### [Records shown]
------------------------------------------------------------------------

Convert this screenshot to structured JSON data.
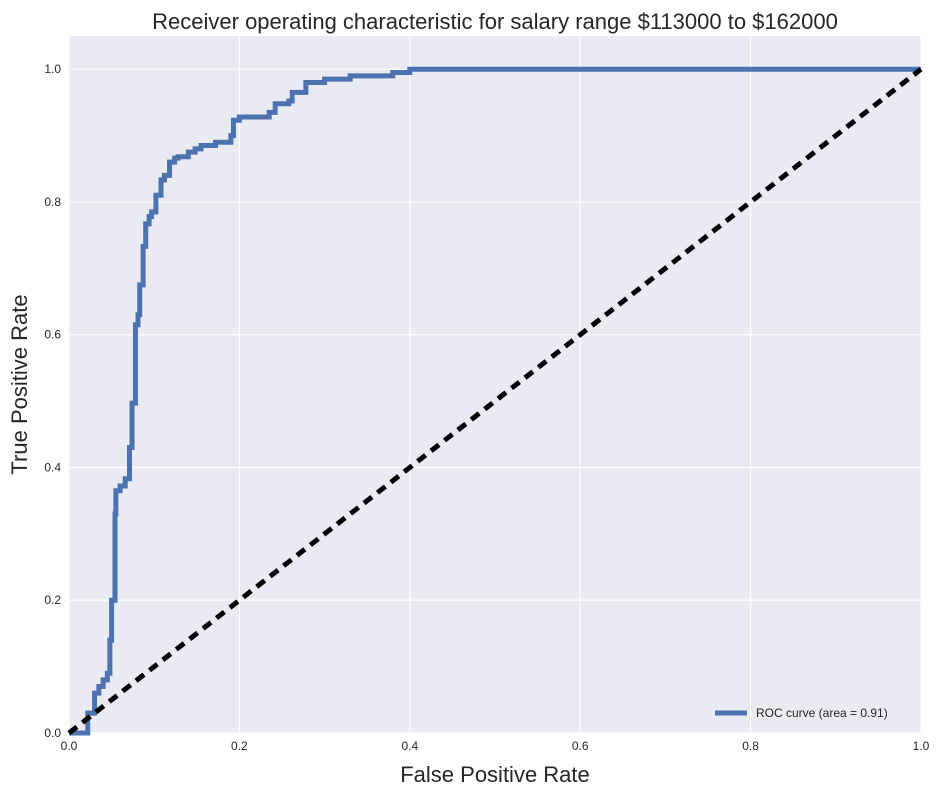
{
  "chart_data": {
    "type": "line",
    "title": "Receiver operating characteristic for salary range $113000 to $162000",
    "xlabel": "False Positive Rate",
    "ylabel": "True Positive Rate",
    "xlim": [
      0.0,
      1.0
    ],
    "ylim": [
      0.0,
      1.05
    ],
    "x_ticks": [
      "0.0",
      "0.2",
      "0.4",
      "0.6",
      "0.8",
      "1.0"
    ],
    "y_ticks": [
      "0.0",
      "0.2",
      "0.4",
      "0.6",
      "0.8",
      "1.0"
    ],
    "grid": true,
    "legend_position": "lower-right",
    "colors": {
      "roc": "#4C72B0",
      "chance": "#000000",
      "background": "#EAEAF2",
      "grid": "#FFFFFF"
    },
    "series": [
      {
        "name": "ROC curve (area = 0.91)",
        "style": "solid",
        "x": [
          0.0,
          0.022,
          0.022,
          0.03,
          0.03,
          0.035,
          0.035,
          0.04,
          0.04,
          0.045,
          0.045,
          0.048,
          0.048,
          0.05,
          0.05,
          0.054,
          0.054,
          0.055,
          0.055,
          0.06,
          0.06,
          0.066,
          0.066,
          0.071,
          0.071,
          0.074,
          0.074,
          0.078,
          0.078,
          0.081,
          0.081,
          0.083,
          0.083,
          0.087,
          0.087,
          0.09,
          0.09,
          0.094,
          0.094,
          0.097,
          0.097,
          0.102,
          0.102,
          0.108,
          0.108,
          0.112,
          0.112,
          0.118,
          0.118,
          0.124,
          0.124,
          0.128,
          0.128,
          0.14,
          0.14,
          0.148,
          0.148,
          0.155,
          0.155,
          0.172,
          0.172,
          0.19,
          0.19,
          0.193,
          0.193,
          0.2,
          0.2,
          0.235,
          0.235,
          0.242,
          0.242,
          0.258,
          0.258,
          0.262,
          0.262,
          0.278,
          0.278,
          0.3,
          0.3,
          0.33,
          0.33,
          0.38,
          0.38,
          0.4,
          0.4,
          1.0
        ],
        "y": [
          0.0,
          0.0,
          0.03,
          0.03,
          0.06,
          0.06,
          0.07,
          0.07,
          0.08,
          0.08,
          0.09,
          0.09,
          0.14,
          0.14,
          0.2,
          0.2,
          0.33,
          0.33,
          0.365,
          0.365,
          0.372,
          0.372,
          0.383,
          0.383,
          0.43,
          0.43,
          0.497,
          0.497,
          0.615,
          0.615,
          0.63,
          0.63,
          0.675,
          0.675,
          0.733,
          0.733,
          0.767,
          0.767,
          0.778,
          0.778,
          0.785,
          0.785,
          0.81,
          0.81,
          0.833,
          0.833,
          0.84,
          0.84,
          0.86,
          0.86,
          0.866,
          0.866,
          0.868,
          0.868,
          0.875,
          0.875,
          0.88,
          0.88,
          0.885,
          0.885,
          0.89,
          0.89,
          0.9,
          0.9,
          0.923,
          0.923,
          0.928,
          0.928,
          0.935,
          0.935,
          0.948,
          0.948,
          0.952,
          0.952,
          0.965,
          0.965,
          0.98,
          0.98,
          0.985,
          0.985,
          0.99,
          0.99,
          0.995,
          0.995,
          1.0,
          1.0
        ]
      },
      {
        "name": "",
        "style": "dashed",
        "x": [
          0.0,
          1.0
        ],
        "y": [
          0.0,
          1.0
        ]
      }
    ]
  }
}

------------------------------------------------------------------------

### [Exercise description]
Repeat the full listing above exactly, with no pictures in the copy.

### [Exercise response]
Convert this screenshot to structured JSON data.
{
  "chart_data": {
    "type": "line",
    "title": "Receiver operating characteristic for salary range $113000 to $162000",
    "xlabel": "False Positive Rate",
    "ylabel": "True Positive Rate",
    "xlim": [
      0.0,
      1.0
    ],
    "ylim": [
      0.0,
      1.05
    ],
    "x_ticks": [
      "0.0",
      "0.2",
      "0.4",
      "0.6",
      "0.8",
      "1.0"
    ],
    "y_ticks": [
      "0.0",
      "0.2",
      "0.4",
      "0.6",
      "0.8",
      "1.0"
    ],
    "grid": true,
    "legend_position": "lower-right",
    "colors": {
      "roc": "#4C72B0",
      "chance": "#000000",
      "background": "#EAEAF2",
      "grid": "#FFFFFF"
    },
    "series": [
      {
        "name": "ROC curve (area = 0.91)",
        "style": "solid",
        "x": [
          0.0,
          0.022,
          0.022,
          0.03,
          0.03,
          0.035,
          0.035,
          0.04,
          0.04,
          0.045,
          0.045,
          0.048,
          0.048,
          0.05,
          0.05,
          0.054,
          0.054,
          0.055,
          0.055,
          0.06,
          0.06,
          0.066,
          0.066,
          0.071,
          0.071,
          0.074,
          0.074,
          0.078,
          0.078,
          0.081,
          0.081,
          0.083,
          0.083,
          0.087,
          0.087,
          0.09,
          0.09,
          0.094,
          0.094,
          0.097,
          0.097,
          0.102,
          0.102,
          0.108,
          0.108,
          0.112,
          0.112,
          0.118,
          0.118,
          0.124,
          0.124,
          0.128,
          0.128,
          0.14,
          0.14,
          0.148,
          0.148,
          0.155,
          0.155,
          0.172,
          0.172,
          0.19,
          0.19,
          0.193,
          0.193,
          0.2,
          0.2,
          0.235,
          0.235,
          0.242,
          0.242,
          0.258,
          0.258,
          0.262,
          0.262,
          0.278,
          0.278,
          0.3,
          0.3,
          0.33,
          0.33,
          0.38,
          0.38,
          0.4,
          0.4,
          1.0
        ],
        "y": [
          0.0,
          0.0,
          0.03,
          0.03,
          0.06,
          0.06,
          0.07,
          0.07,
          0.08,
          0.08,
          0.09,
          0.09,
          0.14,
          0.14,
          0.2,
          0.2,
          0.33,
          0.33,
          0.365,
          0.365,
          0.372,
          0.372,
          0.383,
          0.383,
          0.43,
          0.43,
          0.497,
          0.497,
          0.615,
          0.615,
          0.63,
          0.63,
          0.675,
          0.675,
          0.733,
          0.733,
          0.767,
          0.767,
          0.778,
          0.778,
          0.785,
          0.785,
          0.81,
          0.81,
          0.833,
          0.833,
          0.84,
          0.84,
          0.86,
          0.86,
          0.866,
          0.866,
          0.868,
          0.868,
          0.875,
          0.875,
          0.88,
          0.88,
          0.885,
          0.885,
          0.89,
          0.89,
          0.9,
          0.9,
          0.923,
          0.923,
          0.928,
          0.928,
          0.935,
          0.935,
          0.948,
          0.948,
          0.952,
          0.952,
          0.965,
          0.965,
          0.98,
          0.98,
          0.985,
          0.985,
          0.99,
          0.99,
          0.995,
          0.995,
          1.0,
          1.0
        ]
      },
      {
        "name": "",
        "style": "dashed",
        "x": [
          0.0,
          1.0
        ],
        "y": [
          0.0,
          1.0
        ]
      }
    ]
  }
}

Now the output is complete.